** Start **

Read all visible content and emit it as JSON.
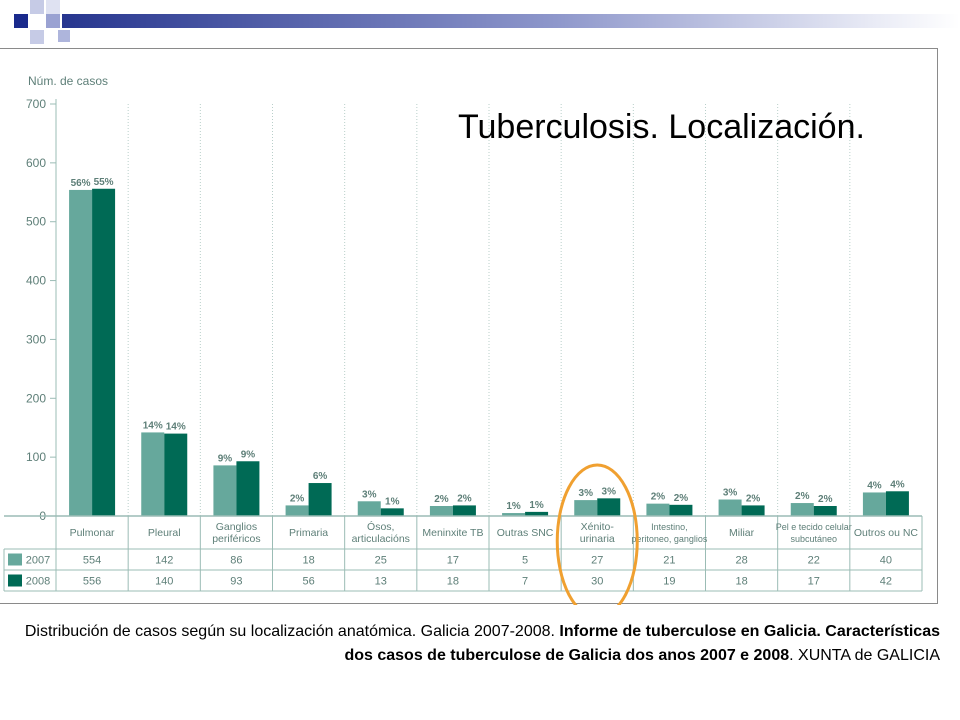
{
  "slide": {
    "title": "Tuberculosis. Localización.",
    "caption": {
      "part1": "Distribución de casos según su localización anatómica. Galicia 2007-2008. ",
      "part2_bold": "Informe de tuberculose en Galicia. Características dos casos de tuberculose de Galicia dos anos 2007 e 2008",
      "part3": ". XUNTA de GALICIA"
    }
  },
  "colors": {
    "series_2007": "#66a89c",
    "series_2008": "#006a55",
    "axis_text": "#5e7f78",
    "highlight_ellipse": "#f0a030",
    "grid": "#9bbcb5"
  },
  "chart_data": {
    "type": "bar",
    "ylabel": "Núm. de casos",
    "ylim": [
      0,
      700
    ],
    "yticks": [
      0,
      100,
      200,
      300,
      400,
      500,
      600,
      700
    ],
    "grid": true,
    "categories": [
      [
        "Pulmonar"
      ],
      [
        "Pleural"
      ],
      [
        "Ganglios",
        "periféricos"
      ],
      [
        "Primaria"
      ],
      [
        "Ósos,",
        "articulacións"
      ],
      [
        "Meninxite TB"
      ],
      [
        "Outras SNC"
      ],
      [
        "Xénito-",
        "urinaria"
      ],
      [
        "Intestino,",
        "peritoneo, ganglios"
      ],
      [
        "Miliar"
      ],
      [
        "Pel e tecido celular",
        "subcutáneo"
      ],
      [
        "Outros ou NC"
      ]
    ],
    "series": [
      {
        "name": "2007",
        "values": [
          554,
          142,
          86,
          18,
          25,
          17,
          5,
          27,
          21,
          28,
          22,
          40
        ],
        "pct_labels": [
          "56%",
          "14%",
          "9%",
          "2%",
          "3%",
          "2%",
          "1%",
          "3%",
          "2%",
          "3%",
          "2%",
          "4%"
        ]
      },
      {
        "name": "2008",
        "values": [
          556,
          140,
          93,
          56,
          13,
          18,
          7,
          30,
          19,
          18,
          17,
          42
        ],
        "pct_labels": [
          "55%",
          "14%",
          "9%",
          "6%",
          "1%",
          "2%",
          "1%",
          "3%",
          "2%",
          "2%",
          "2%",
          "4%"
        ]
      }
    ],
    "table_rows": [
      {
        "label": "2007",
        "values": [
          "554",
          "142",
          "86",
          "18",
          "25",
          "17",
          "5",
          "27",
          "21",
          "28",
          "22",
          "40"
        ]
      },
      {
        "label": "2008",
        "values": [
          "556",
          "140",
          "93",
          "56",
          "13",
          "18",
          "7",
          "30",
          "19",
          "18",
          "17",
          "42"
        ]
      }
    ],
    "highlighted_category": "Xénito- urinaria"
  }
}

** End **

#### WRITTEN REQUEST
Write every record out again exactly; no pictures belong in the copy.

#### CORRECT RESULT
Read all visible content and emit it as JSON.
{
  "slide": {
    "title": "Tuberculosis. Localización.",
    "caption": {
      "part1": "Distribución de casos según su localización anatómica. Galicia 2007-2008. ",
      "part2_bold": "Informe de tuberculose en Galicia. Características dos casos de tuberculose de Galicia dos anos 2007 e 2008",
      "part3": ". XUNTA de GALICIA"
    }
  },
  "colors": {
    "series_2007": "#66a89c",
    "series_2008": "#006a55",
    "axis_text": "#5e7f78",
    "highlight_ellipse": "#f0a030",
    "grid": "#9bbcb5"
  },
  "chart_data": {
    "type": "bar",
    "ylabel": "Núm. de casos",
    "ylim": [
      0,
      700
    ],
    "yticks": [
      0,
      100,
      200,
      300,
      400,
      500,
      600,
      700
    ],
    "grid": true,
    "categories": [
      [
        "Pulmonar"
      ],
      [
        "Pleural"
      ],
      [
        "Ganglios",
        "periféricos"
      ],
      [
        "Primaria"
      ],
      [
        "Ósos,",
        "articulacións"
      ],
      [
        "Meninxite TB"
      ],
      [
        "Outras SNC"
      ],
      [
        "Xénito-",
        "urinaria"
      ],
      [
        "Intestino,",
        "peritoneo, ganglios"
      ],
      [
        "Miliar"
      ],
      [
        "Pel e tecido celular",
        "subcutáneo"
      ],
      [
        "Outros ou NC"
      ]
    ],
    "series": [
      {
        "name": "2007",
        "values": [
          554,
          142,
          86,
          18,
          25,
          17,
          5,
          27,
          21,
          28,
          22,
          40
        ],
        "pct_labels": [
          "56%",
          "14%",
          "9%",
          "2%",
          "3%",
          "2%",
          "1%",
          "3%",
          "2%",
          "3%",
          "2%",
          "4%"
        ]
      },
      {
        "name": "2008",
        "values": [
          556,
          140,
          93,
          56,
          13,
          18,
          7,
          30,
          19,
          18,
          17,
          42
        ],
        "pct_labels": [
          "55%",
          "14%",
          "9%",
          "6%",
          "1%",
          "2%",
          "1%",
          "3%",
          "2%",
          "2%",
          "2%",
          "4%"
        ]
      }
    ],
    "table_rows": [
      {
        "label": "2007",
        "values": [
          "554",
          "142",
          "86",
          "18",
          "25",
          "17",
          "5",
          "27",
          "21",
          "28",
          "22",
          "40"
        ]
      },
      {
        "label": "2008",
        "values": [
          "556",
          "140",
          "93",
          "56",
          "13",
          "18",
          "7",
          "30",
          "19",
          "18",
          "17",
          "42"
        ]
      }
    ],
    "highlighted_category": "Xénito- urinaria"
  }
}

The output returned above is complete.